## [TASK TO CARRY OUT]
Print all of the entries exactly, minus the pictures.

═══ RECORDS FOR THE EXERCISE

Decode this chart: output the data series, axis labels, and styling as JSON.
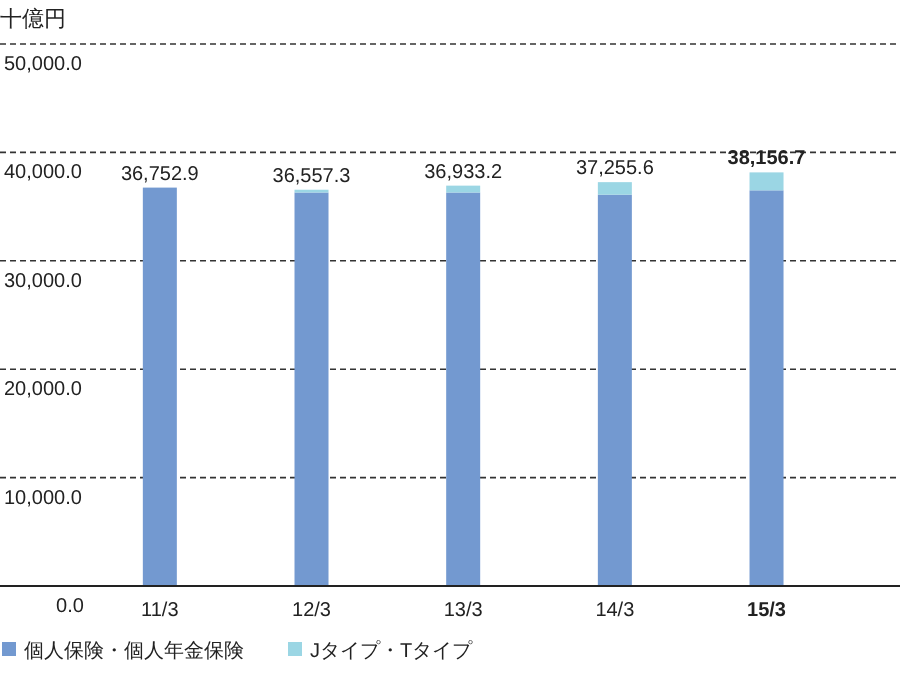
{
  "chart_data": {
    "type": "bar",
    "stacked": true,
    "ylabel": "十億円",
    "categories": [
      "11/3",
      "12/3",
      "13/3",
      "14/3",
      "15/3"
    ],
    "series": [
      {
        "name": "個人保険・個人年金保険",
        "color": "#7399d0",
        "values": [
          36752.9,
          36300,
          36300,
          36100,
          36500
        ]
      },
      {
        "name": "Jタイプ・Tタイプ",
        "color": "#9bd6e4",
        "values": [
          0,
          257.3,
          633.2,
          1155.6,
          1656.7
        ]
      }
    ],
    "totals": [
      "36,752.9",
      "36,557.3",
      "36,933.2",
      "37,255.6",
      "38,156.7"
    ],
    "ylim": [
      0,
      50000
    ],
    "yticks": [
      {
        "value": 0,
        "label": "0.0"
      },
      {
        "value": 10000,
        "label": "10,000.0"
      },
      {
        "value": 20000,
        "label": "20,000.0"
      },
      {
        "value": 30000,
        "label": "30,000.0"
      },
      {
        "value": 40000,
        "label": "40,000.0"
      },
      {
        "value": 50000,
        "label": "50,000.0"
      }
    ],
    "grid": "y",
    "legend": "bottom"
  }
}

══════

## [THE REPLY]
Decode this chart: output the data series, axis labels, and styling as JSON.
{
  "chart_data": {
    "type": "bar",
    "stacked": true,
    "ylabel": "十億円",
    "categories": [
      "11/3",
      "12/3",
      "13/3",
      "14/3",
      "15/3"
    ],
    "series": [
      {
        "name": "個人保険・個人年金保険",
        "color": "#7399d0",
        "values": [
          36752.9,
          36300,
          36300,
          36100,
          36500
        ]
      },
      {
        "name": "Jタイプ・Tタイプ",
        "color": "#9bd6e4",
        "values": [
          0,
          257.3,
          633.2,
          1155.6,
          1656.7
        ]
      }
    ],
    "totals": [
      "36,752.9",
      "36,557.3",
      "36,933.2",
      "37,255.6",
      "38,156.7"
    ],
    "ylim": [
      0,
      50000
    ],
    "yticks": [
      {
        "value": 0,
        "label": "0.0"
      },
      {
        "value": 10000,
        "label": "10,000.0"
      },
      {
        "value": 20000,
        "label": "20,000.0"
      },
      {
        "value": 30000,
        "label": "30,000.0"
      },
      {
        "value": 40000,
        "label": "40,000.0"
      },
      {
        "value": 50000,
        "label": "50,000.0"
      }
    ],
    "grid": "y",
    "legend": "bottom"
  }
}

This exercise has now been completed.